»»

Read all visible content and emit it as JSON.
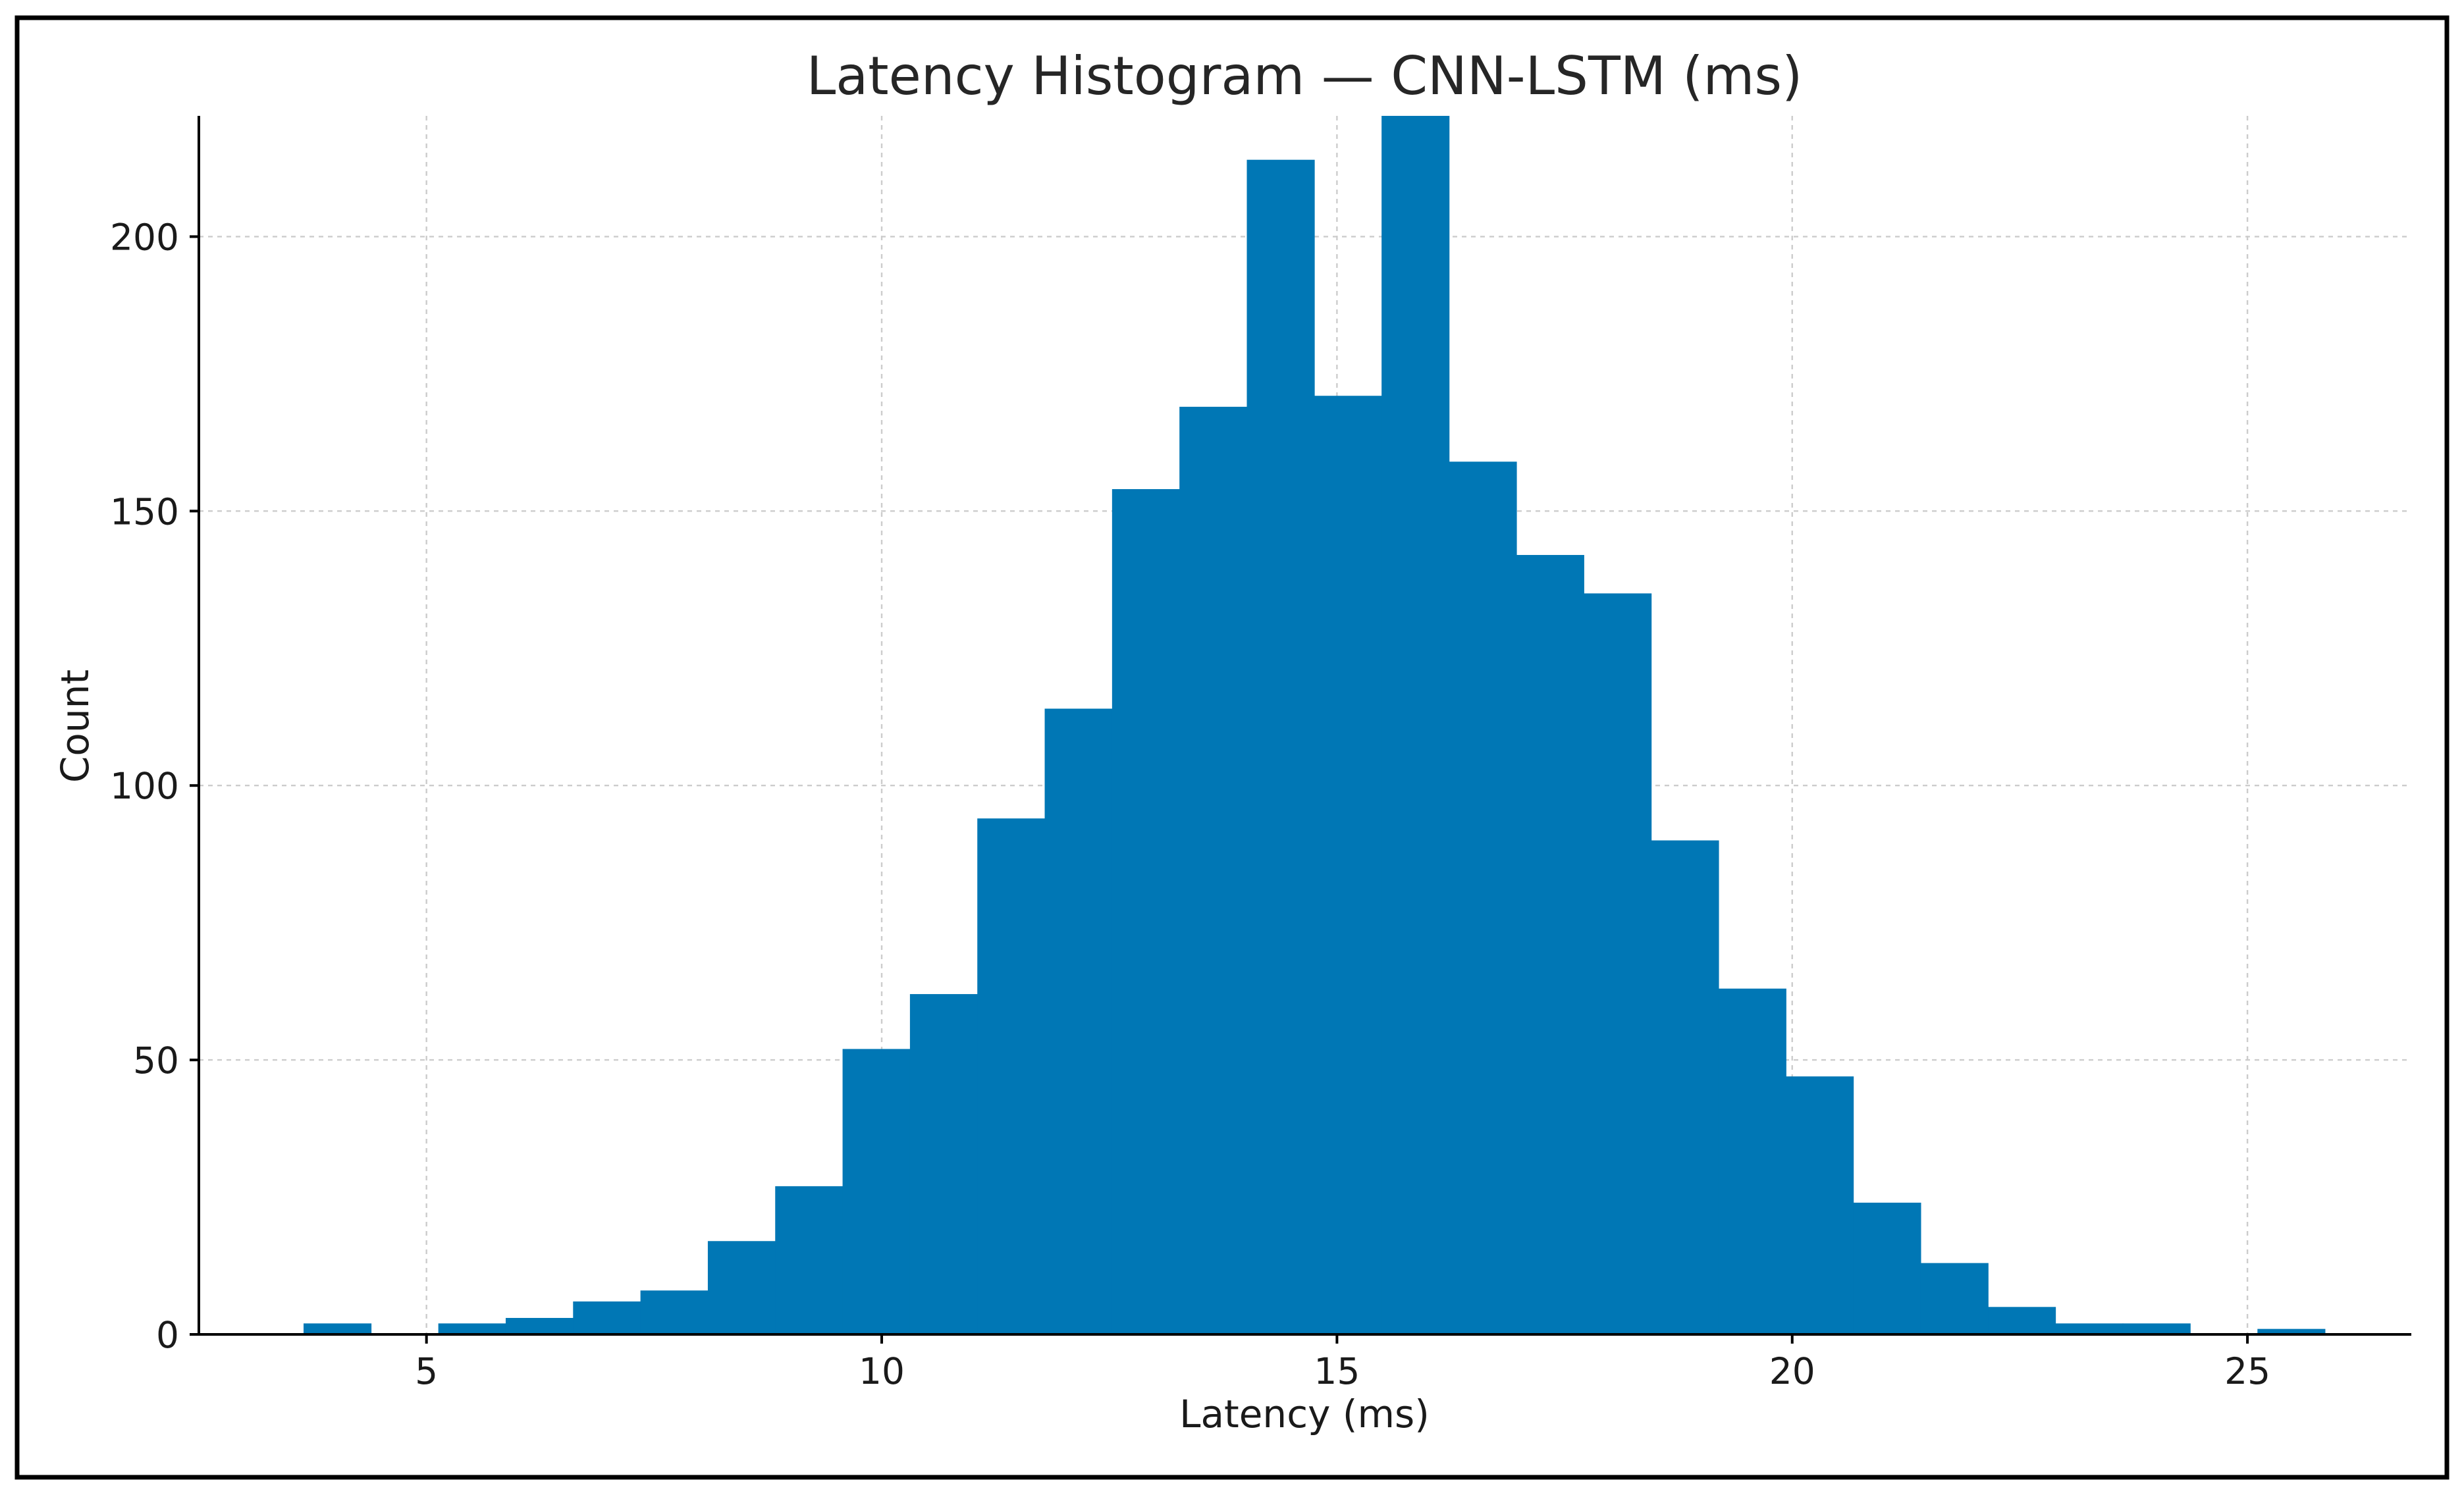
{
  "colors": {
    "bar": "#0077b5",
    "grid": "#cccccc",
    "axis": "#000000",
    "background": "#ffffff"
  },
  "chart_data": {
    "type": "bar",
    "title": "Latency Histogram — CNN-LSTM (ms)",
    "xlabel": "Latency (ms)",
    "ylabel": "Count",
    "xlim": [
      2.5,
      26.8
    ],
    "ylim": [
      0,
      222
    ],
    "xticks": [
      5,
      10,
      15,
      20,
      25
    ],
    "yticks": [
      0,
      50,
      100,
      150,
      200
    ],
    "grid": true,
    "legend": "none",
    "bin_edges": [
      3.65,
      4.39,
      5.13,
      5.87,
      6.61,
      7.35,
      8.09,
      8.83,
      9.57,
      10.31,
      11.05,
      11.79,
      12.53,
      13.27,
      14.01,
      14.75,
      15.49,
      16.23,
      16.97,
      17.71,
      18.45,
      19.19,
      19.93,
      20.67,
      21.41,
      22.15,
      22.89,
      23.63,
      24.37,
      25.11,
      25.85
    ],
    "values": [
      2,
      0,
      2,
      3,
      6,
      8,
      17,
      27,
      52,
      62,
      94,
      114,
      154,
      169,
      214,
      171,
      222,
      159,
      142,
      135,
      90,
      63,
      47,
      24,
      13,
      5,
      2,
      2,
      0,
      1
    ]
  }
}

««
»»

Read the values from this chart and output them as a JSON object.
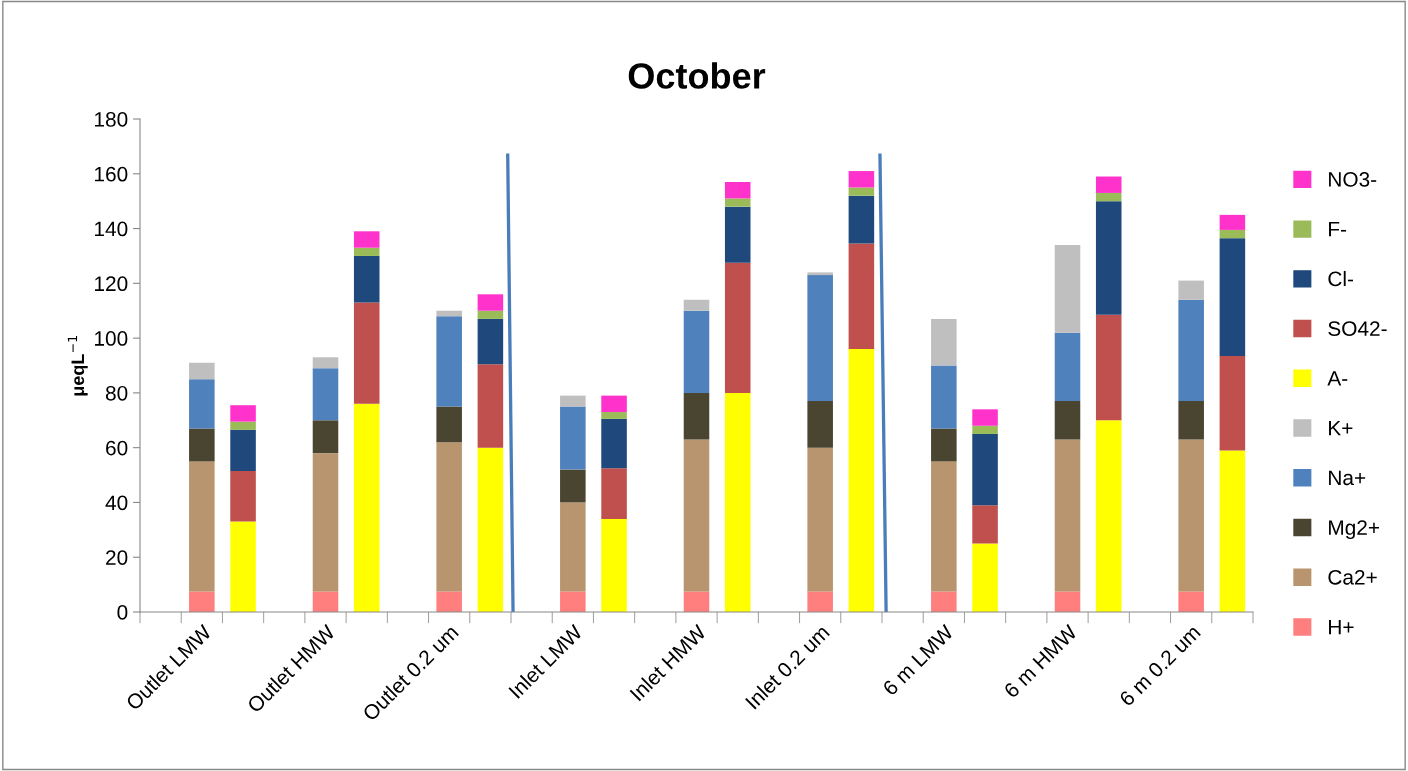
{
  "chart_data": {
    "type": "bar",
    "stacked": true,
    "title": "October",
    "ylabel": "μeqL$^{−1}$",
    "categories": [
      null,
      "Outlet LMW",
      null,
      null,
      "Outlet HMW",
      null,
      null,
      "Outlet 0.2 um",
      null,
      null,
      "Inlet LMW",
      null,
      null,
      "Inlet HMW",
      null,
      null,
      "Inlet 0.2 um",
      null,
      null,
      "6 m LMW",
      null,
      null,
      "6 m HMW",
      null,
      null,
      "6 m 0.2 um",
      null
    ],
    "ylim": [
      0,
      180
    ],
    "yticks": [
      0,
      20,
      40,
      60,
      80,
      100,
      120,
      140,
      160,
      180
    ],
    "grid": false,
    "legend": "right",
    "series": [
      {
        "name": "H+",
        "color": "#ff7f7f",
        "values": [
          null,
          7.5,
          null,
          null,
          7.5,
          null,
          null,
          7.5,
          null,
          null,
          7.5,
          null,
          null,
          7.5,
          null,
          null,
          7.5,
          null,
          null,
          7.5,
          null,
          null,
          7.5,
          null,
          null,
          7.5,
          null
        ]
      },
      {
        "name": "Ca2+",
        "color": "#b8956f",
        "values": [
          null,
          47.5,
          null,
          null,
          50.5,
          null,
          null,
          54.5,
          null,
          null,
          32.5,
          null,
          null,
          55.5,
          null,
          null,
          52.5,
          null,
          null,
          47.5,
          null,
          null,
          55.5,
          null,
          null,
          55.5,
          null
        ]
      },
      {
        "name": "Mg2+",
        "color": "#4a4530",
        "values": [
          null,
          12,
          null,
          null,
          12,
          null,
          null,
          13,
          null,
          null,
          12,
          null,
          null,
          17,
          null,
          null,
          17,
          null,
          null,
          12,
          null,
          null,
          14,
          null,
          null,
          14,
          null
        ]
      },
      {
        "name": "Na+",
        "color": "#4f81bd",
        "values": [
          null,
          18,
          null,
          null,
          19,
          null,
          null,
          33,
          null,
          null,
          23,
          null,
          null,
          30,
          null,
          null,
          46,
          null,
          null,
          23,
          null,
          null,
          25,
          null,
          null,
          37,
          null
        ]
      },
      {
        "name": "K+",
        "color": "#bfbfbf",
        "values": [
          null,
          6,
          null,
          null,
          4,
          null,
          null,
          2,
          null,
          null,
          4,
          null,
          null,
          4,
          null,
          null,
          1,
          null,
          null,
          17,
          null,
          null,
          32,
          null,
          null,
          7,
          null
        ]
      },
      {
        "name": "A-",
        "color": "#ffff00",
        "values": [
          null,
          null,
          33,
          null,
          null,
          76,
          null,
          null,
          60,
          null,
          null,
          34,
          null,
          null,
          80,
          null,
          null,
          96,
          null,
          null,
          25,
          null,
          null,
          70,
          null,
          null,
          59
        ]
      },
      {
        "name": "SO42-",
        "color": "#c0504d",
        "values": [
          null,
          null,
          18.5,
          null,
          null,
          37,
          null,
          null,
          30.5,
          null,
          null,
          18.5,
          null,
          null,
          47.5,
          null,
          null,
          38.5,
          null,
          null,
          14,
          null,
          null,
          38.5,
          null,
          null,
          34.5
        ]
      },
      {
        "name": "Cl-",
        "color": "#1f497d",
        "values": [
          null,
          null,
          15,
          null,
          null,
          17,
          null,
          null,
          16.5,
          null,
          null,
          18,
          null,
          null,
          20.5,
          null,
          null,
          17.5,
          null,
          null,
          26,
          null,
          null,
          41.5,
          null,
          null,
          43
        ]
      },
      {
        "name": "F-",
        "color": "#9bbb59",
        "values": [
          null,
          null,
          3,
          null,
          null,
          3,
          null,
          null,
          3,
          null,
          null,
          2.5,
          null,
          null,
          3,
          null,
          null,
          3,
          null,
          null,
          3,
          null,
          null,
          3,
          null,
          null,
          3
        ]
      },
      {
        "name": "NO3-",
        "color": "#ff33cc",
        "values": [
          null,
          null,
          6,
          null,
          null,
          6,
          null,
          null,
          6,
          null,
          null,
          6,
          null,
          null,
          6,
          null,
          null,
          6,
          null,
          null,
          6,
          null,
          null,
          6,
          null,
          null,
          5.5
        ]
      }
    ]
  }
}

««
»»

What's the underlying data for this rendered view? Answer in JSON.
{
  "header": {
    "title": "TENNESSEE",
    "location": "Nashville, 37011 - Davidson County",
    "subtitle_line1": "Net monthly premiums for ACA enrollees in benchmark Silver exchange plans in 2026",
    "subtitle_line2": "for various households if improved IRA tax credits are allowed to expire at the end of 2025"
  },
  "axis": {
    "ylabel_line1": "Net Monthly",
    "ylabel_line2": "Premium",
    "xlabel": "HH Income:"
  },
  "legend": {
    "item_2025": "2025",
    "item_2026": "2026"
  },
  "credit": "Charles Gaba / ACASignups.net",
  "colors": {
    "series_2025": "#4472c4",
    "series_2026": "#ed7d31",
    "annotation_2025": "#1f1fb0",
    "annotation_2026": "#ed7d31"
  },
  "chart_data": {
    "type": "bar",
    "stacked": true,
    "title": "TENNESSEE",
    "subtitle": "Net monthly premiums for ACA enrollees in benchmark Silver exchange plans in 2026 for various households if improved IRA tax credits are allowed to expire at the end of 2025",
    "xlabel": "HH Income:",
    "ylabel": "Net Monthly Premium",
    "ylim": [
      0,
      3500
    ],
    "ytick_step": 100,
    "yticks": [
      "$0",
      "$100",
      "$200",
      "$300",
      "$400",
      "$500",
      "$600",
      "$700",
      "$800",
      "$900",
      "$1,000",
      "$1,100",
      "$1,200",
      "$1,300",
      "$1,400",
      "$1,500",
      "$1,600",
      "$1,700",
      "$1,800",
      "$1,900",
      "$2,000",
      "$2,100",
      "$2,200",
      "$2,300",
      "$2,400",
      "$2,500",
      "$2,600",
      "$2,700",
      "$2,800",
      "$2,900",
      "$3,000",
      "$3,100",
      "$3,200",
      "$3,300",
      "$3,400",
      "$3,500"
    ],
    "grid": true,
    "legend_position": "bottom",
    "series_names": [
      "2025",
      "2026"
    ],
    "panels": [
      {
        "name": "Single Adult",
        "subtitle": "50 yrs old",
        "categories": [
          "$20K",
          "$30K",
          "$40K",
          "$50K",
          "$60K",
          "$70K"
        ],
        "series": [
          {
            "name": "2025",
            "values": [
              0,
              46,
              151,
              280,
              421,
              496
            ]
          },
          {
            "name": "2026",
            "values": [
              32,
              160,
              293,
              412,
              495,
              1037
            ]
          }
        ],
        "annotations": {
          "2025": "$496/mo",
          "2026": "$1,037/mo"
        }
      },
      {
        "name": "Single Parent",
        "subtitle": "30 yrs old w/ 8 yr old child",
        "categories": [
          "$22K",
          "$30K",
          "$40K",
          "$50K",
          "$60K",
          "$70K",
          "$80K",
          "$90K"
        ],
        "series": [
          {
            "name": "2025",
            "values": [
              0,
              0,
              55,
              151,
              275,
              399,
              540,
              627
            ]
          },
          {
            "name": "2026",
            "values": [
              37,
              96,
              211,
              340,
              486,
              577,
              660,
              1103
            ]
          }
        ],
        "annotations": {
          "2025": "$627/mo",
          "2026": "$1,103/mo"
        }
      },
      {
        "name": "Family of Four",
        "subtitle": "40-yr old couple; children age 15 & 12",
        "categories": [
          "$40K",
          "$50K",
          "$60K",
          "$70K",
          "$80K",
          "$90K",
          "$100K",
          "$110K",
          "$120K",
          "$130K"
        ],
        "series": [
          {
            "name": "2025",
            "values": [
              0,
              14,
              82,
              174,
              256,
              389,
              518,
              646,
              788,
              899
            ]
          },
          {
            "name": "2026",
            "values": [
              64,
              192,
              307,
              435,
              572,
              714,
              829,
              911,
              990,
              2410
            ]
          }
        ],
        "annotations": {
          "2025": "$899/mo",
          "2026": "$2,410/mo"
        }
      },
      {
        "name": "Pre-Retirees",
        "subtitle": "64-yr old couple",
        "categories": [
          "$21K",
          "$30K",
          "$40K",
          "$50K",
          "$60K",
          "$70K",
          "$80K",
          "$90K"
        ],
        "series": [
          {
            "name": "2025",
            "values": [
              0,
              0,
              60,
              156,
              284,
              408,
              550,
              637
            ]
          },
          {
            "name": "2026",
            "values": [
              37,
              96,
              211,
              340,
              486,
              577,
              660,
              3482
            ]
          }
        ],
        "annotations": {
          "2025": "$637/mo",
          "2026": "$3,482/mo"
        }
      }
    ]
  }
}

««

Aim of the exercise.
Show every line where the string "households" appears.

Correct answer.
    "subtitle_line2": "for various households if improved IRA tax credits are allowed to expire at the end of 2025"
    "subtitle": "Net monthly premiums for ACA enrollees in benchmark Silver exchange plans in 2026 for various households if improved IRA tax credits are allowed to expire at the end of 2025",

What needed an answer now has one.